◆ Given problem: Go through the data below and gather each line containing "products".
________________
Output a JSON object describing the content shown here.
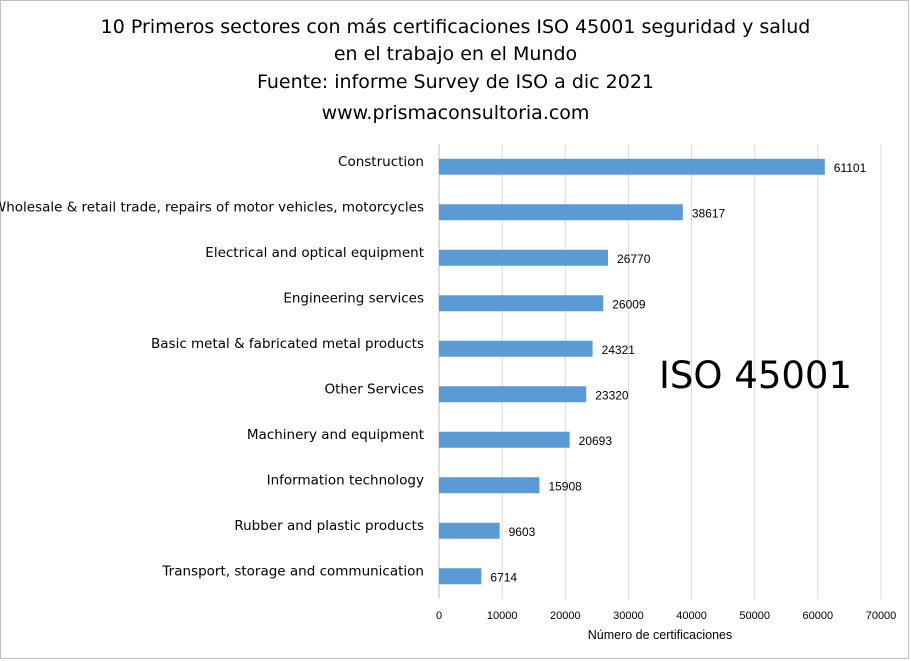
{
  "chart_data": {
    "type": "bar",
    "orientation": "horizontal",
    "title_lines": [
      "10 Primeros sectores con más certificaciones ISO 45001 seguridad y salud",
      "en el  trabajo en el Mundo",
      "Fuente: informe Survey de ISO a dic 2021",
      "www.prismaconsultoria.com"
    ],
    "categories": [
      "Construction",
      "Wholesale & retail trade, repairs of motor vehicles, motorcycles",
      "Electrical and optical equipment",
      "Engineering services",
      "Basic metal & fabricated metal products",
      "Other Services",
      "Machinery and equipment",
      "Information technology",
      "Rubber and plastic products",
      "Transport, storage and communication"
    ],
    "values": [
      61101,
      38617,
      26770,
      26009,
      24321,
      23320,
      20693,
      15908,
      9603,
      6714
    ],
    "xlabel": "Número de certificaciones",
    "ylabel": "",
    "xlim": [
      0,
      70000
    ],
    "xticks": [
      0,
      10000,
      20000,
      30000,
      40000,
      50000,
      60000,
      70000
    ],
    "grid": "vertical",
    "legend": "none",
    "data_labels": true,
    "bar_color": "#5b9bd5",
    "grid_color": "#d9d9d9",
    "annotation": "ISO 45001"
  }
}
________________
◆ Complete output:
      "Basic metal & fabricated metal products",
      "Rubber and plastic products",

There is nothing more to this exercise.